"""

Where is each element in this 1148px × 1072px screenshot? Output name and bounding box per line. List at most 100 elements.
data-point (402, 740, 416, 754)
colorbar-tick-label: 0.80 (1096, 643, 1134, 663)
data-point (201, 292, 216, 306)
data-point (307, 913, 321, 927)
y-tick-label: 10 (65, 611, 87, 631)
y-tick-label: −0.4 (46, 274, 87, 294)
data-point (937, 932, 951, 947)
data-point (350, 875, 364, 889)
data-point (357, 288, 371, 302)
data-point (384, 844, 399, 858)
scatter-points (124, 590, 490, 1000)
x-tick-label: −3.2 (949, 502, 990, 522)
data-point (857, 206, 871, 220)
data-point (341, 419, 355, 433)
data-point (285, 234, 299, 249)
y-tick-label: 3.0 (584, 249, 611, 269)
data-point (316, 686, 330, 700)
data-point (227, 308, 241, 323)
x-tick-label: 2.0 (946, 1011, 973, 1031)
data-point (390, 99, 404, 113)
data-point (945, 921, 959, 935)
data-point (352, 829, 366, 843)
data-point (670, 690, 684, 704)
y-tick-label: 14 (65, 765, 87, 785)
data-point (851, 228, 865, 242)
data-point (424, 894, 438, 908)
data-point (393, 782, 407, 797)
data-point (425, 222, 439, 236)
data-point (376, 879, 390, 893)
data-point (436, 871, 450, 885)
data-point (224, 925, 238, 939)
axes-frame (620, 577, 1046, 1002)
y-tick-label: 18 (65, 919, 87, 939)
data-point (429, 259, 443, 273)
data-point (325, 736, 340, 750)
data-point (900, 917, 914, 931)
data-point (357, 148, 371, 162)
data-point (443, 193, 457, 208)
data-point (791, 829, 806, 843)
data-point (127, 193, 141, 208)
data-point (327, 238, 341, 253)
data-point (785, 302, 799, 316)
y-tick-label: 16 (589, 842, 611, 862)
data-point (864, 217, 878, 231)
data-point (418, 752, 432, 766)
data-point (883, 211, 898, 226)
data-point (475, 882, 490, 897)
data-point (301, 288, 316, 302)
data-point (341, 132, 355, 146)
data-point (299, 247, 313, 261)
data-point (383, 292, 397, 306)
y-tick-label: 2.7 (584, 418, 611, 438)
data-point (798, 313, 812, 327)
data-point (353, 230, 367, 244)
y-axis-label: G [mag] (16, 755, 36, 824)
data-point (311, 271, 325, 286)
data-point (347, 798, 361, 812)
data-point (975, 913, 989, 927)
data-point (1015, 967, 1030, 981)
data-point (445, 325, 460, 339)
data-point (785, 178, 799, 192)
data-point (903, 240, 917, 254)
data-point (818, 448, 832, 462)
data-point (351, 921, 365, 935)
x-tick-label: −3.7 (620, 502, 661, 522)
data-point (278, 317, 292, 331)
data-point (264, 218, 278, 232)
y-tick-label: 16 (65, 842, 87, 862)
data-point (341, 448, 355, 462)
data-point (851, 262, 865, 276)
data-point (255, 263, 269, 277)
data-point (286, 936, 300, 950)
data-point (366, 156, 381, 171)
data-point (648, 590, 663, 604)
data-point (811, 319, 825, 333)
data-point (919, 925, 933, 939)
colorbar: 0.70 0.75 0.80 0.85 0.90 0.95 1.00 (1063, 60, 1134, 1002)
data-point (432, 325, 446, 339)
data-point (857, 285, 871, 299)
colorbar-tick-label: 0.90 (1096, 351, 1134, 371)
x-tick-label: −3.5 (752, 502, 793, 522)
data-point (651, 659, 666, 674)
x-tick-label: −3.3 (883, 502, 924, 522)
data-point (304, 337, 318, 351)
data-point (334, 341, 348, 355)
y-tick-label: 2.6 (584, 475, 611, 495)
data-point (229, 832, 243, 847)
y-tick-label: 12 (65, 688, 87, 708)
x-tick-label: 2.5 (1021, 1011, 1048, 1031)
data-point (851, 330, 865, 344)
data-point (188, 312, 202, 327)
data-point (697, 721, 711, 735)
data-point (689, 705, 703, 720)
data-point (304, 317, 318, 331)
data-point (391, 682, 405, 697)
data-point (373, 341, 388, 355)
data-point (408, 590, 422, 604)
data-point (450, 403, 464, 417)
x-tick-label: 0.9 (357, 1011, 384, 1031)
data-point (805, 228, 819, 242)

"""

Copy these lines out word for word.

ANSWER TO THE EXERCISE
Where is each element in this 1148px × 1072px screenshot? Output name and bounding box per line. List at most 100 elements.
data-point (402, 740, 416, 754)
colorbar-tick-label: 0.80 (1096, 643, 1134, 663)
data-point (201, 292, 216, 306)
data-point (307, 913, 321, 927)
y-tick-label: 10 (65, 611, 87, 631)
y-tick-label: −0.4 (46, 274, 87, 294)
data-point (937, 932, 951, 947)
data-point (350, 875, 364, 889)
data-point (357, 288, 371, 302)
data-point (384, 844, 399, 858)
scatter-points (124, 590, 490, 1000)
x-tick-label: −3.2 (949, 502, 990, 522)
data-point (857, 206, 871, 220)
data-point (341, 419, 355, 433)
data-point (285, 234, 299, 249)
y-tick-label: 3.0 (584, 249, 611, 269)
data-point (316, 686, 330, 700)
data-point (227, 308, 241, 323)
x-tick-label: 2.0 (946, 1011, 973, 1031)
data-point (390, 99, 404, 113)
data-point (945, 921, 959, 935)
data-point (352, 829, 366, 843)
data-point (670, 690, 684, 704)
y-tick-label: 14 (65, 765, 87, 785)
data-point (851, 228, 865, 242)
data-point (424, 894, 438, 908)
data-point (393, 782, 407, 797)
data-point (425, 222, 439, 236)
data-point (376, 879, 390, 893)
data-point (436, 871, 450, 885)
data-point (224, 925, 238, 939)
axes-frame (620, 577, 1046, 1002)
y-tick-label: 18 (65, 919, 87, 939)
data-point (429, 259, 443, 273)
data-point (325, 736, 340, 750)
data-point (900, 917, 914, 931)
data-point (357, 148, 371, 162)
data-point (443, 193, 457, 208)
data-point (791, 829, 806, 843)
data-point (127, 193, 141, 208)
data-point (327, 238, 341, 253)
data-point (785, 302, 799, 316)
y-tick-label: 16 (589, 842, 611, 862)
data-point (864, 217, 878, 231)
data-point (418, 752, 432, 766)
data-point (883, 211, 898, 226)
data-point (475, 882, 490, 897)
data-point (301, 288, 316, 302)
data-point (341, 132, 355, 146)
data-point (299, 247, 313, 261)
data-point (383, 292, 397, 306)
y-tick-label: 2.7 (584, 418, 611, 438)
data-point (798, 313, 812, 327)
data-point (353, 230, 367, 244)
y-axis-label: G [mag] (16, 755, 36, 824)
data-point (311, 271, 325, 286)
data-point (347, 798, 361, 812)
data-point (975, 913, 989, 927)
data-point (1015, 967, 1030, 981)
data-point (445, 325, 460, 339)
data-point (785, 178, 799, 192)
data-point (903, 240, 917, 254)
data-point (818, 448, 832, 462)
data-point (351, 921, 365, 935)
x-tick-label: −3.7 (620, 502, 661, 522)
data-point (278, 317, 292, 331)
data-point (264, 218, 278, 232)
y-tick-label: 16 (65, 842, 87, 862)
data-point (341, 448, 355, 462)
data-point (851, 262, 865, 276)
data-point (255, 263, 269, 277)
data-point (286, 936, 300, 950)
data-point (366, 156, 381, 171)
data-point (648, 590, 663, 604)
data-point (811, 319, 825, 333)
data-point (919, 925, 933, 939)
colorbar: 0.70 0.75 0.80 0.85 0.90 0.95 1.00 (1063, 60, 1134, 1002)
data-point (432, 325, 446, 339)
data-point (857, 285, 871, 299)
colorbar-tick-label: 0.90 (1096, 351, 1134, 371)
x-tick-label: −3.5 (752, 502, 793, 522)
data-point (651, 659, 666, 674)
x-tick-label: −3.3 (883, 502, 924, 522)
data-point (304, 337, 318, 351)
data-point (334, 341, 348, 355)
y-tick-label: 2.6 (584, 475, 611, 495)
data-point (229, 832, 243, 847)
y-tick-label: 12 (65, 688, 87, 708)
x-tick-label: 2.5 (1021, 1011, 1048, 1031)
data-point (851, 330, 865, 344)
data-point (188, 312, 202, 327)
data-point (697, 721, 711, 735)
data-point (689, 705, 703, 720)
data-point (304, 317, 318, 331)
data-point (391, 682, 405, 697)
data-point (373, 341, 388, 355)
data-point (408, 590, 422, 604)
data-point (450, 403, 464, 417)
x-tick-label: 0.9 (357, 1011, 384, 1031)
data-point (805, 228, 819, 242)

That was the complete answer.